INSTRUÇÕES DO EXERCÍCIO:
Responda a estas perguntas com base no texto sobre o livre-arbítrio:
1. Que traço genético o autor diz anular com o uso de óculos?
2. Que efeito funesto seria possível, segundo o texto, se o ambiente cultural imprimisse traços inevitáveis?
3. Que exemplo o texto dá de um traço geneticamente determinado e inevitável?

TEXTO DE ORIGEM:
________________________________________

Livre Arbítrio (1/2)

O determinismo genético defende serem os genes responsáveis pelas características dos indivíduos. Diz-nos que a herança genética imprime traços inevitáveis sendo, no máximo, orientados pelo ambiente, pela cultura e por vontade própria. Levada ao extremo (tudo são traços inevitáveis) ninguém acredita nesta interpretação: eu tenho miopia genética mas uso óculos, não para orientar mas para anular este traço; se tenho uma deficiência genética alimentar, posso eliminar a deficiência com uma dieta própria… O extremo oposto (“o ambiente cultural imprime traços inevitáveis sendo, no máximo, orientados pela genética e por vontade própria”) é igualmente falso: a sociedade pode apoiar a gravidez masculina mas isso não ajuda muito aos homens terem filhos (a ser verdade possibilitaria efeitos muito funestos: seria possível arquitectar formigueiros humanos após algumas gerações de engenharia social). Existem traços genéticos que, actualmente, não se podem modificar. Por exemplo, é inevitável envelhecermos (por muito cuidado que tenhamos, por muito pacífica que seja a civilização) e este facto é geneticamente determinado. [cont.]

julho 13, 2005

Singularidades

Dificilmente o termo "nenhuma verdade" se encaixa melhor noutro contexto que na pretensão de política.

________________________________________

DADOS PARA ANÁLISE:
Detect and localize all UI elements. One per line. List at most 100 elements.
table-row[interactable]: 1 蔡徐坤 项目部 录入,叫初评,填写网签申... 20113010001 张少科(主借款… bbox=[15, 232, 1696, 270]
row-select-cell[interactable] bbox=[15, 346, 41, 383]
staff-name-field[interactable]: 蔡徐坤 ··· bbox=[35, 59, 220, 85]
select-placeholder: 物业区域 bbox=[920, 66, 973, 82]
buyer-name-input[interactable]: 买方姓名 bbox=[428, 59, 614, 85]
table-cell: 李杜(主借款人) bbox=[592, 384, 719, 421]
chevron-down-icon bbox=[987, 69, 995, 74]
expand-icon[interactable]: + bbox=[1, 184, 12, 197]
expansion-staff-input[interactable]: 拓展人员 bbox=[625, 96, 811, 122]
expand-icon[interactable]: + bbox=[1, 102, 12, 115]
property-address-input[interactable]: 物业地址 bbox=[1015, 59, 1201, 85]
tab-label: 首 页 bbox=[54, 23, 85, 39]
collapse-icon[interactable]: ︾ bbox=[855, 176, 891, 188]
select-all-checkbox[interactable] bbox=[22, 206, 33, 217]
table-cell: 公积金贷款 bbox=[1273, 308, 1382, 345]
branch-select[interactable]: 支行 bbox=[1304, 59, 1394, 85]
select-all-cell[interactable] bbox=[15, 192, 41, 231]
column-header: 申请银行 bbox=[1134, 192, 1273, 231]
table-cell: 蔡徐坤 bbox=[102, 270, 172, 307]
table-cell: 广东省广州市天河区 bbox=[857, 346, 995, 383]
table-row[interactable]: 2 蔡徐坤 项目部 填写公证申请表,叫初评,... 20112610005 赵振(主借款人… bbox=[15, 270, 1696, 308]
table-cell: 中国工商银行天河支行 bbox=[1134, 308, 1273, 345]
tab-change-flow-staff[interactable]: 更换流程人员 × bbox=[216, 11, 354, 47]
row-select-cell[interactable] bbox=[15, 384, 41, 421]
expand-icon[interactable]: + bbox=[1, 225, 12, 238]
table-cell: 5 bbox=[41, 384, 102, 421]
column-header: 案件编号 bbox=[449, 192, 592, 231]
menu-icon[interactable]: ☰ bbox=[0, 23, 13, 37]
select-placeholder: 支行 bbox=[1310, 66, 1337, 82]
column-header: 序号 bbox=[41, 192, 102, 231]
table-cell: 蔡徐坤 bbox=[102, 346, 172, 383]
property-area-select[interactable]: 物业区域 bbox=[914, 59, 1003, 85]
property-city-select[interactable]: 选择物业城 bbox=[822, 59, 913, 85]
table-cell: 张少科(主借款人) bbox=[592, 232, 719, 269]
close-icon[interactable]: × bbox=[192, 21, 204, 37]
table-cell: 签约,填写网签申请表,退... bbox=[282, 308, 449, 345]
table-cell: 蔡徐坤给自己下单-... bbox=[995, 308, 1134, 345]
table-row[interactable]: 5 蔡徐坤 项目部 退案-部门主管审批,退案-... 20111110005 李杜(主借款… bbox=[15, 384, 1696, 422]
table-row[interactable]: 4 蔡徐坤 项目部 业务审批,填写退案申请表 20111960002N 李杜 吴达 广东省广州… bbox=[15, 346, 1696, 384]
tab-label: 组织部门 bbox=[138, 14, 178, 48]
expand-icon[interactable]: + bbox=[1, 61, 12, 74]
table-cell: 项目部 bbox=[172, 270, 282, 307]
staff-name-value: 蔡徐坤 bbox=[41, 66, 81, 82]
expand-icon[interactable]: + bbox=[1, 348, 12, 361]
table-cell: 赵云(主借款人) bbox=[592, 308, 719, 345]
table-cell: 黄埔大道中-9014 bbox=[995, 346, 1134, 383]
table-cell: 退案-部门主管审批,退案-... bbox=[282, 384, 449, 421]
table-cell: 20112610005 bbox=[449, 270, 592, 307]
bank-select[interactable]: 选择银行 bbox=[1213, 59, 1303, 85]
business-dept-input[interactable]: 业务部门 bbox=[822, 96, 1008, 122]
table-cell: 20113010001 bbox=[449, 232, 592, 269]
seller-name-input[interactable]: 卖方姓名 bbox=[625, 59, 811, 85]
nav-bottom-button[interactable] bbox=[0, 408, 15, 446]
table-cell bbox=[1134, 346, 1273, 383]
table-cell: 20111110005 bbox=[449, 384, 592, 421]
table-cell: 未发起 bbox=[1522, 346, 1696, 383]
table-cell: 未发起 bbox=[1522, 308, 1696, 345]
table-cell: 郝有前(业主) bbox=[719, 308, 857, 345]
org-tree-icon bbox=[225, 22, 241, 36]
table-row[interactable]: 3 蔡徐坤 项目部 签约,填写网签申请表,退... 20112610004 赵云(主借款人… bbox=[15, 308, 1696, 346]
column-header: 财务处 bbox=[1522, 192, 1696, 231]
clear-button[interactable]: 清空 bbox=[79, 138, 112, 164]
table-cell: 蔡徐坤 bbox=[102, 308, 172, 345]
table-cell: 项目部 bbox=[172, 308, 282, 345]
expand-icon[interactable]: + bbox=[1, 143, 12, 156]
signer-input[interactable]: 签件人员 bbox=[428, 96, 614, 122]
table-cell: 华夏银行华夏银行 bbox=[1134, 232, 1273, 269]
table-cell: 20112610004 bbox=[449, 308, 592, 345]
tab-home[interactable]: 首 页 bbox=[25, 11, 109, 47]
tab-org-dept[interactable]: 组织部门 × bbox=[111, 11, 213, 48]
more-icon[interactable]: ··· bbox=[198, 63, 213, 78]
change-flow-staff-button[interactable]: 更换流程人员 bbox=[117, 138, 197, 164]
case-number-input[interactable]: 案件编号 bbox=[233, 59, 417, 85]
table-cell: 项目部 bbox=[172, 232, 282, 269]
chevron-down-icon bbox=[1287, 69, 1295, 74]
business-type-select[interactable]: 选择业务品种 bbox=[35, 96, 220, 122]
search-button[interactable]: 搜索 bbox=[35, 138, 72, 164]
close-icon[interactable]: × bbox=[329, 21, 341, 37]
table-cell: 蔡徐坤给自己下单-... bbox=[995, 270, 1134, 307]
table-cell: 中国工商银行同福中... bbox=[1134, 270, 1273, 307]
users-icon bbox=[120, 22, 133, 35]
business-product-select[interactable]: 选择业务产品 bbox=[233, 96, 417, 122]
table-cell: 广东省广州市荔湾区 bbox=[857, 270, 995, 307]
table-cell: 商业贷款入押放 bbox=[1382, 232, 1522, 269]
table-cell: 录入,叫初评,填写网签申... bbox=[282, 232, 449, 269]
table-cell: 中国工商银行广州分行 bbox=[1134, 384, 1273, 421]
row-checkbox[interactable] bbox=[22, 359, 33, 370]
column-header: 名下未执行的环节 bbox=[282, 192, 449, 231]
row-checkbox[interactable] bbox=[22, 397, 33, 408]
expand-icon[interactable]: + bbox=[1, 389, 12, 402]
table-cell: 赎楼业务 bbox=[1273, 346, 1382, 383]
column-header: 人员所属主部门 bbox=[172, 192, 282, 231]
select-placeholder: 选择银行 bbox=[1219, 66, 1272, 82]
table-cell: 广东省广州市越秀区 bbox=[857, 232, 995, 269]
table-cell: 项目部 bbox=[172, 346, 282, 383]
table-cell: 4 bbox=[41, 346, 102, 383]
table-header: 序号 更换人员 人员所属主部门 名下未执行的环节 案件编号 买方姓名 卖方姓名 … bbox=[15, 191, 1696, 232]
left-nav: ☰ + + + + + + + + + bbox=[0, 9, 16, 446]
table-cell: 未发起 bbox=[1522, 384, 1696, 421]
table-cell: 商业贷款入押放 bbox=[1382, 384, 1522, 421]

________________________________________

RESPOSTA À TAREFA:
1. A miopia.
2. Seria possível arquitectar formigueiros humanos após algumas gerações de engenharia social.
3. O envelhecimento.